┏━━
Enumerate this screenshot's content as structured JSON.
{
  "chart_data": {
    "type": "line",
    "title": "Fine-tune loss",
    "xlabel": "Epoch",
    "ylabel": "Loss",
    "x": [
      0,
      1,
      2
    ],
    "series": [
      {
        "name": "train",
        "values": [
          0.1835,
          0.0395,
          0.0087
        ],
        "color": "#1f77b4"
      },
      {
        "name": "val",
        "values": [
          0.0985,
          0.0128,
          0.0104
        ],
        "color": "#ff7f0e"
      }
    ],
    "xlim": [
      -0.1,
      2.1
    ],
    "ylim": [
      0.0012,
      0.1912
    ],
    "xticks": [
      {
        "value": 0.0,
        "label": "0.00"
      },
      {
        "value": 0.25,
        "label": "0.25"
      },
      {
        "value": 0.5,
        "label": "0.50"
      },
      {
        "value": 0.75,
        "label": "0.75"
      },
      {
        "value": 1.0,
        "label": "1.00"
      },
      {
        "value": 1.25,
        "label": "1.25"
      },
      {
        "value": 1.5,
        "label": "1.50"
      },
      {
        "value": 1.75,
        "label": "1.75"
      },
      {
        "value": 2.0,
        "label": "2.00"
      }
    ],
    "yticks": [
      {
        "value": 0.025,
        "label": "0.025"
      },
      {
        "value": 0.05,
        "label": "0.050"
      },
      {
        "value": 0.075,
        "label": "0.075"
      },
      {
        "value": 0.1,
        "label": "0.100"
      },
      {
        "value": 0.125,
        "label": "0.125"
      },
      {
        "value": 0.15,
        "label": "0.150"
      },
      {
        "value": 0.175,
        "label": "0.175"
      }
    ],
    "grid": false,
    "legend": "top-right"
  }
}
┗━━
Task prompt
Print out every record again, exactly and in full.

Full solution
Enumerate this screenshot's content as structured JSON.
{
  "chart_data": {
    "type": "line",
    "title": "Fine-tune loss",
    "xlabel": "Epoch",
    "ylabel": "Loss",
    "x": [
      0,
      1,
      2
    ],
    "series": [
      {
        "name": "train",
        "values": [
          0.1835,
          0.0395,
          0.0087
        ],
        "color": "#1f77b4"
      },
      {
        "name": "val",
        "values": [
          0.0985,
          0.0128,
          0.0104
        ],
        "color": "#ff7f0e"
      }
    ],
    "xlim": [
      -0.1,
      2.1
    ],
    "ylim": [
      0.0012,
      0.1912
    ],
    "xticks": [
      {
        "value": 0.0,
        "label": "0.00"
      },
      {
        "value": 0.25,
        "label": "0.25"
      },
      {
        "value": 0.5,
        "label": "0.50"
      },
      {
        "value": 0.75,
        "label": "0.75"
      },
      {
        "value": 1.0,
        "label": "1.00"
      },
      {
        "value": 1.25,
        "label": "1.25"
      },
      {
        "value": 1.5,
        "label": "1.50"
      },
      {
        "value": 1.75,
        "label": "1.75"
      },
      {
        "value": 2.0,
        "label": "2.00"
      }
    ],
    "yticks": [
      {
        "value": 0.025,
        "label": "0.025"
      },
      {
        "value": 0.05,
        "label": "0.050"
      },
      {
        "value": 0.075,
        "label": "0.075"
      },
      {
        "value": 0.1,
        "label": "0.100"
      },
      {
        "value": 0.125,
        "label": "0.125"
      },
      {
        "value": 0.15,
        "label": "0.150"
      },
      {
        "value": 0.175,
        "label": "0.175"
      }
    ],
    "grid": false,
    "legend": "top-right"
  }
}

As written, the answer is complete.